* BEGIN Task data *

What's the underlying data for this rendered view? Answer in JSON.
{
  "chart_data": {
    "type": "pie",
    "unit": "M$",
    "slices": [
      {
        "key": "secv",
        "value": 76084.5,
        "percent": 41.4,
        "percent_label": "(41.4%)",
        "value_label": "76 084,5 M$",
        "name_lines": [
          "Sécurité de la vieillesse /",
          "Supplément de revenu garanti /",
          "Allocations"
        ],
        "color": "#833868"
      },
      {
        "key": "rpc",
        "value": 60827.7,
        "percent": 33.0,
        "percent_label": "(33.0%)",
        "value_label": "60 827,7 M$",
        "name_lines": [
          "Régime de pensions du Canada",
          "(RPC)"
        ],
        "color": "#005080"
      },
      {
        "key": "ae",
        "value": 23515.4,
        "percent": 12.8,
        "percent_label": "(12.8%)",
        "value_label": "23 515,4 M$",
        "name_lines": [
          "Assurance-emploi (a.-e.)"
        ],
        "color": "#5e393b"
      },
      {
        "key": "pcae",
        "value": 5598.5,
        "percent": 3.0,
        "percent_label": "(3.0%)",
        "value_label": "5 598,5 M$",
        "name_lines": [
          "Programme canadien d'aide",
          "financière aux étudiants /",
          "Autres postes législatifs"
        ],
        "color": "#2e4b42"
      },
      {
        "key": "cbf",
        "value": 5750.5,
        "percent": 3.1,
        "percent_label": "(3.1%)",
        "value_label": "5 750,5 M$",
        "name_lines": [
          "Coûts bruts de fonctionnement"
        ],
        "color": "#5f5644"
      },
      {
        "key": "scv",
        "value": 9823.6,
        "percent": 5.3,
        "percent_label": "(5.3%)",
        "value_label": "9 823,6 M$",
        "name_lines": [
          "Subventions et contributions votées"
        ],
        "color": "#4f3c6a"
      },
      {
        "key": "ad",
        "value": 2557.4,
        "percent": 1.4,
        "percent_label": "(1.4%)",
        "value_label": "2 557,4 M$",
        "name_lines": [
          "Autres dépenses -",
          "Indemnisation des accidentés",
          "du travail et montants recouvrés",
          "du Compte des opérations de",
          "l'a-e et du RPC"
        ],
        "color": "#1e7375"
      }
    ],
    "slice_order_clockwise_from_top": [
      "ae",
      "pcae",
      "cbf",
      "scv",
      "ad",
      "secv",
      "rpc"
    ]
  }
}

* END Task data *

Where a line of the entries contains the word "color", copy that line.

## Result of the exercise
        "color": "#833868"
        "color": "#005080"
        "color": "#5e393b"
        "color": "#2e4b42"
        "color": "#5f5644"
        "color": "#4f3c6a"
        "color": "#1e7375"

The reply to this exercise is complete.